### Short task
Go over the entries below line by line, copying each one that contains the word "node".

### Recorded information
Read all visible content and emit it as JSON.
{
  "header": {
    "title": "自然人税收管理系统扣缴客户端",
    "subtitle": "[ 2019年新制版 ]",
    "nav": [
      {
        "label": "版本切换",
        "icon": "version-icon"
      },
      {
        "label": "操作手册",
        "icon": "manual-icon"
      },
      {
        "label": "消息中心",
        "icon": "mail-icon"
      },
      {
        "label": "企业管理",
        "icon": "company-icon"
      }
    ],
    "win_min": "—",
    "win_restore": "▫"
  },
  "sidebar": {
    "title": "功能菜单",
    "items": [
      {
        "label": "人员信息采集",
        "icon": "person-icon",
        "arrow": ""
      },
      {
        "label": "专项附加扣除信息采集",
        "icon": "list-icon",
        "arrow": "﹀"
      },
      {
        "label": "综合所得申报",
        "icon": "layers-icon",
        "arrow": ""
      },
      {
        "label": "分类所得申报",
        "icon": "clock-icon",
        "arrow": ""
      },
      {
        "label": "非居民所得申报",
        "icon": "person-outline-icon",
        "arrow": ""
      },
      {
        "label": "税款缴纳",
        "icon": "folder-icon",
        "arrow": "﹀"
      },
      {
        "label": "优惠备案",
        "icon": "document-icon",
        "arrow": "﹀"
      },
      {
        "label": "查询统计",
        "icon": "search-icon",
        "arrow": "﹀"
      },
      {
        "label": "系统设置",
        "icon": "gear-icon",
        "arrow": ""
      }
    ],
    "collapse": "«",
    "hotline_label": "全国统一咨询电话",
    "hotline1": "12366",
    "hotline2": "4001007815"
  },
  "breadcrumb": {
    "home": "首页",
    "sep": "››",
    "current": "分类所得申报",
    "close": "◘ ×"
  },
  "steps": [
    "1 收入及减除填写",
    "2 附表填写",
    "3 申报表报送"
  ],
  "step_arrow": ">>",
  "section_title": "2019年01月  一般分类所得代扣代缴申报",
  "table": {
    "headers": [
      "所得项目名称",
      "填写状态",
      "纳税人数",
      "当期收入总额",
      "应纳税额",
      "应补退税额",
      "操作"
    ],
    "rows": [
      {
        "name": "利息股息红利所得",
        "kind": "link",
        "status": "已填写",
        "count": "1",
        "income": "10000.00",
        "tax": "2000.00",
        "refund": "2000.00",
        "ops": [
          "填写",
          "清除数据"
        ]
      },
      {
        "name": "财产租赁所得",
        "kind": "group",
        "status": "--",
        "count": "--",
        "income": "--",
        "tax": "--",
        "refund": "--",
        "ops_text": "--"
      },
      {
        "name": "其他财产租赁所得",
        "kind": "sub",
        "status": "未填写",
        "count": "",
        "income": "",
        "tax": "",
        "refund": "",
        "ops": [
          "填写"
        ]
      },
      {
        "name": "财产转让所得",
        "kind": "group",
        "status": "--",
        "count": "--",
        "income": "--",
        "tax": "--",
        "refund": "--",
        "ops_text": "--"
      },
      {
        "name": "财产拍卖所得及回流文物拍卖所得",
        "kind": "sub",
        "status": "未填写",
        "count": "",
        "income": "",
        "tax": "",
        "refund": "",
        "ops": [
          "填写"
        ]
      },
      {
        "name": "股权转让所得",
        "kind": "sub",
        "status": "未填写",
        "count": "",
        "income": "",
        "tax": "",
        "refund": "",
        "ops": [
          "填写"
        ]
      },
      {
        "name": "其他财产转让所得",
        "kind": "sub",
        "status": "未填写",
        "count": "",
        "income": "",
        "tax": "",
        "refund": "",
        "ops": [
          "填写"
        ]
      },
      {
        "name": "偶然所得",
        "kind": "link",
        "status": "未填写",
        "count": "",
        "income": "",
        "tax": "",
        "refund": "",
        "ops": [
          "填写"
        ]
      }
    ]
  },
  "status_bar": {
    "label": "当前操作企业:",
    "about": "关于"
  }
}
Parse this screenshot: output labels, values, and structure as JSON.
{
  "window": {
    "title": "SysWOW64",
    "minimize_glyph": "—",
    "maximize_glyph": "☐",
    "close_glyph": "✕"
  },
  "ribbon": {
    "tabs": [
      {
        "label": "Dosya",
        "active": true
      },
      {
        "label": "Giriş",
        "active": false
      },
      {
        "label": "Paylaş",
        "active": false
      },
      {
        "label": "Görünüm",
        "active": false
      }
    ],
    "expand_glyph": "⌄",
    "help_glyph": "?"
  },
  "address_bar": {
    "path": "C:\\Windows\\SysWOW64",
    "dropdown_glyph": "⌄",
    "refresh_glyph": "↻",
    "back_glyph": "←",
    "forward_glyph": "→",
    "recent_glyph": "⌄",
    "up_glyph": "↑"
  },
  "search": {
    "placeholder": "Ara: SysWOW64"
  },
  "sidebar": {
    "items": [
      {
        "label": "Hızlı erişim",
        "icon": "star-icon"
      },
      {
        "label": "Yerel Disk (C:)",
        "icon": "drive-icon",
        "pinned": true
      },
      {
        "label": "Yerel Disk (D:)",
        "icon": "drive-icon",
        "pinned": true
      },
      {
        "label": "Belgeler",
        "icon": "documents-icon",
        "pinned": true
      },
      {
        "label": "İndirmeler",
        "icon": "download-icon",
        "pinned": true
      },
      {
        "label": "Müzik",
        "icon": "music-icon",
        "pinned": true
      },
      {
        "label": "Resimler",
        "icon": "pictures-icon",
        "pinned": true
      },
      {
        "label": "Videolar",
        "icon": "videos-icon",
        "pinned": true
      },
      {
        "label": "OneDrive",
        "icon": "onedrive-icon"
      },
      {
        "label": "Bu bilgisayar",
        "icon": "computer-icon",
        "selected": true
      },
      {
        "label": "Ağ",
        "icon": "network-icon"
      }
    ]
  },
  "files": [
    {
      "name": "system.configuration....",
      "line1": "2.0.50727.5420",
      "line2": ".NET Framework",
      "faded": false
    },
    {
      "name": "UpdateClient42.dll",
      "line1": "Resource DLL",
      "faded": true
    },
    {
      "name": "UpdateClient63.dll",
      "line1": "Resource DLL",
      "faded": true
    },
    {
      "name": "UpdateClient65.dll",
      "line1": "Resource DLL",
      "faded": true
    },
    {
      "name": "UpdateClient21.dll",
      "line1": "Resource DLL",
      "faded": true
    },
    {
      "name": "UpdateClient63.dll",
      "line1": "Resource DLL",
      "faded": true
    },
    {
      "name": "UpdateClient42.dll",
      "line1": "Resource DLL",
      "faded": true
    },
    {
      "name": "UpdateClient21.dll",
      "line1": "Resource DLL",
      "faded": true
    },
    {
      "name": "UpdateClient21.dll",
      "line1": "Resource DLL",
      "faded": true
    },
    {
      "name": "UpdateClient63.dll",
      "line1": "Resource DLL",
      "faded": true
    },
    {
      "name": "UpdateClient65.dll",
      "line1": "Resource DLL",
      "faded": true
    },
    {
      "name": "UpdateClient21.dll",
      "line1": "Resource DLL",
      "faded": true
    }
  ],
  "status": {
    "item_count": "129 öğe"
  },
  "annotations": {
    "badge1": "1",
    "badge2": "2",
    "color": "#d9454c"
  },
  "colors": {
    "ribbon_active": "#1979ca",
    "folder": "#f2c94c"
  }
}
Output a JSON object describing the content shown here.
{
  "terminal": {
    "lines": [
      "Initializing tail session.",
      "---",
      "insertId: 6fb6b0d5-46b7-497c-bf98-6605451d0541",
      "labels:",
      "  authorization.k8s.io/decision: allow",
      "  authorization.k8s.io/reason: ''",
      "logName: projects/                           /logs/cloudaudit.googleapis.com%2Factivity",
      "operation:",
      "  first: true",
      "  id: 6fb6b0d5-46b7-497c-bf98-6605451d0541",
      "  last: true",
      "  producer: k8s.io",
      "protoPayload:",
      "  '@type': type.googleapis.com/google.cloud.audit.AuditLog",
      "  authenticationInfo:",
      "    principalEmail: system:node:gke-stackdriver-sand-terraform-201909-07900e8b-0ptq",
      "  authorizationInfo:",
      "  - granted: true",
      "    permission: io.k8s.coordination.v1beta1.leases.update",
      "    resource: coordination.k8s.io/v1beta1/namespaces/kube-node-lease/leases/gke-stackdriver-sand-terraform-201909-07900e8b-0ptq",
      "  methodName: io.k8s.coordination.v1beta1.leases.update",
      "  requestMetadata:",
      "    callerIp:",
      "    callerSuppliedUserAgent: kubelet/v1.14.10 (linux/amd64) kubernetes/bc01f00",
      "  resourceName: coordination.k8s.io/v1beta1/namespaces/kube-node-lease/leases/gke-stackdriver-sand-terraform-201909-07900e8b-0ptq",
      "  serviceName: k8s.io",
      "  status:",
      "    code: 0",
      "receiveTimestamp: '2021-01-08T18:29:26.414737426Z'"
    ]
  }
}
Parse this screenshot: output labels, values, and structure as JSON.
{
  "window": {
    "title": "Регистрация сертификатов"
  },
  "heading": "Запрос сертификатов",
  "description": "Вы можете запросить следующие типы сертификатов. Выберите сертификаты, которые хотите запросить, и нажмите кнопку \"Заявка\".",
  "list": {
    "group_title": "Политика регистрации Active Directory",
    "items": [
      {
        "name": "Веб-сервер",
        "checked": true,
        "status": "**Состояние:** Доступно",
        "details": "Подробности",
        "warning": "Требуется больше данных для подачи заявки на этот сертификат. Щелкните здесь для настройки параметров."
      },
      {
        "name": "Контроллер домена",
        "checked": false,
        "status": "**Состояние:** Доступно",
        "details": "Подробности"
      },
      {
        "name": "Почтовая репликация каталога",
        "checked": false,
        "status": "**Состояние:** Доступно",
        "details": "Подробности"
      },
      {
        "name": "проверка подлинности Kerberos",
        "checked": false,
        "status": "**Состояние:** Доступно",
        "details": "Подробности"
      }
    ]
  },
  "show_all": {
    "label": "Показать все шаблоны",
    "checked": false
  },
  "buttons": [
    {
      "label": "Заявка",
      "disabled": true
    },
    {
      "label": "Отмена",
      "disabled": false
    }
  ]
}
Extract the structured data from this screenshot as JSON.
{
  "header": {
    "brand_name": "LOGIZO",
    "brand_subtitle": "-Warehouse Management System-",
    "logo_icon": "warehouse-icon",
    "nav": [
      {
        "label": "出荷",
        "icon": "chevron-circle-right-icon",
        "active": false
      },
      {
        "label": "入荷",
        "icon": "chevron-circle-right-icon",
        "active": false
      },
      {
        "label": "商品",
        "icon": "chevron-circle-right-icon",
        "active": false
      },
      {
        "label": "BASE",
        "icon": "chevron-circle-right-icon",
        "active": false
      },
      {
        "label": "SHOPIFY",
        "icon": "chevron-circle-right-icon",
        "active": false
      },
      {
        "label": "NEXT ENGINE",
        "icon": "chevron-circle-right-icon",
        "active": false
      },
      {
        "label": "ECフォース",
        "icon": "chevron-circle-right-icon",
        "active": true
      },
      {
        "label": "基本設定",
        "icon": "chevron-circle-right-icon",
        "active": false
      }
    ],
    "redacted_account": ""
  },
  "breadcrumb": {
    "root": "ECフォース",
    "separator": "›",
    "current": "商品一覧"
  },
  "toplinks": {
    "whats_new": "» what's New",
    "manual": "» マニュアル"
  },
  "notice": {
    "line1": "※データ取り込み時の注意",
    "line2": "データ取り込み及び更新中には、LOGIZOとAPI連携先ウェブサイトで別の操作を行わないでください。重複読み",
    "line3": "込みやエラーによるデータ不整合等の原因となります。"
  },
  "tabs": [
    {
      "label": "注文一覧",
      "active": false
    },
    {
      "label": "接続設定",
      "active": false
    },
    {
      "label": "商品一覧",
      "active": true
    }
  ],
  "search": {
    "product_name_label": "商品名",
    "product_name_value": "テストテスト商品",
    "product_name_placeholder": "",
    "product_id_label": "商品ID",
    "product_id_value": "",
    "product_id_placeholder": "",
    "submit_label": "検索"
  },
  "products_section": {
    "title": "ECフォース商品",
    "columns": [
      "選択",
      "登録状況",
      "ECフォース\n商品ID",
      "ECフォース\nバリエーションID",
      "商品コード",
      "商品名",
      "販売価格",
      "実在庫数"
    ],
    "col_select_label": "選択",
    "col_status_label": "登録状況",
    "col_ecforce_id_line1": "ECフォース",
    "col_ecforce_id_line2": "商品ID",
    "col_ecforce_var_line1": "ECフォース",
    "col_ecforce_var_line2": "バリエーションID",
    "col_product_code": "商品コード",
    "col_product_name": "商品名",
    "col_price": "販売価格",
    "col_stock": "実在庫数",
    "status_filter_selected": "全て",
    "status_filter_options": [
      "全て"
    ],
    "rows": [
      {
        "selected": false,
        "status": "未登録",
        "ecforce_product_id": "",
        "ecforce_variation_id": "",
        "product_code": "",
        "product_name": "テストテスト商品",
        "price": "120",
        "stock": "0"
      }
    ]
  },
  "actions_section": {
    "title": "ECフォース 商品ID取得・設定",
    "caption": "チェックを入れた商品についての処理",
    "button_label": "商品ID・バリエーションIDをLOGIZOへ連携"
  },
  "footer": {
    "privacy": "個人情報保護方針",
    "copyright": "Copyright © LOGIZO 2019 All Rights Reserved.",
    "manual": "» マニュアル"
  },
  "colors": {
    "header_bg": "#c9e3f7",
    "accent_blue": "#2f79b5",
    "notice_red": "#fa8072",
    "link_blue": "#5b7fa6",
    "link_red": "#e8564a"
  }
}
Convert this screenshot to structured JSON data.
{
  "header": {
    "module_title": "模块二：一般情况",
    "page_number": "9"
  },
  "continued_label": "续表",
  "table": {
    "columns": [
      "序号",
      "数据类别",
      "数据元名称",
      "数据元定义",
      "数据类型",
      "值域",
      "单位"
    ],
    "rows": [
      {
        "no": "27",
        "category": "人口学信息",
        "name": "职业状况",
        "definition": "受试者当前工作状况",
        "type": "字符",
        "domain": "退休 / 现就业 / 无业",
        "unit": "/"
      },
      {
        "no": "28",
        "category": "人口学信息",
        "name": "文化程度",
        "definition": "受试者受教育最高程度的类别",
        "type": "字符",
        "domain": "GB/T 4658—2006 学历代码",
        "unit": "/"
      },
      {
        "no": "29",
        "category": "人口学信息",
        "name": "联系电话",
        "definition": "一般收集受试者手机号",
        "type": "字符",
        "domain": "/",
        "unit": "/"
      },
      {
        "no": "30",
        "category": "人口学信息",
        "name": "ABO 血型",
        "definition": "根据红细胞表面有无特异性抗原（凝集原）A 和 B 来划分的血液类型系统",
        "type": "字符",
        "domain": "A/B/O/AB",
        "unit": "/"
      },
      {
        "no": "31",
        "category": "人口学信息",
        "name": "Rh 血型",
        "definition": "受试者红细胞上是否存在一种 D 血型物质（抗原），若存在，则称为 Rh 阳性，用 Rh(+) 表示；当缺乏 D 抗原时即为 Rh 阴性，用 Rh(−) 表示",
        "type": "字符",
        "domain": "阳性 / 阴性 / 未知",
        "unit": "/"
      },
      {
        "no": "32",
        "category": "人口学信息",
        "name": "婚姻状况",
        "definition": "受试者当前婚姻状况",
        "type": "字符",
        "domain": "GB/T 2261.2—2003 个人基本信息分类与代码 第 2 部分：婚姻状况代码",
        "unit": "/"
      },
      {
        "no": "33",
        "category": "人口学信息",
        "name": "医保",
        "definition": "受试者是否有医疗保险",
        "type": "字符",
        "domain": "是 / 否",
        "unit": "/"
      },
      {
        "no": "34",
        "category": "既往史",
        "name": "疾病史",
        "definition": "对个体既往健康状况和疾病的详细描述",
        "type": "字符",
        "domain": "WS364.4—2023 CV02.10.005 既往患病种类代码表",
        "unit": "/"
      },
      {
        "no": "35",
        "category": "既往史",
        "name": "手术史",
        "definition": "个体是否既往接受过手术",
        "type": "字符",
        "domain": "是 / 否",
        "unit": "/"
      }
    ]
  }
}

### Response for this exercise
      "    principalEmail: system:node:gke-stackdriver-sand-terraform-201909-07900e8b-0ptq",
      "    resource: coordination.k8s.io/v1beta1/namespaces/kube-node-lease/leases/gke-stackdriver-sand-terraform-201909-07900e8b-0ptq",
      "  resourceName: coordination.k8s.io/v1beta1/namespaces/kube-node-lease/leases/gke-stackdriver-sand-terraform-201909-07900e8b-0ptq",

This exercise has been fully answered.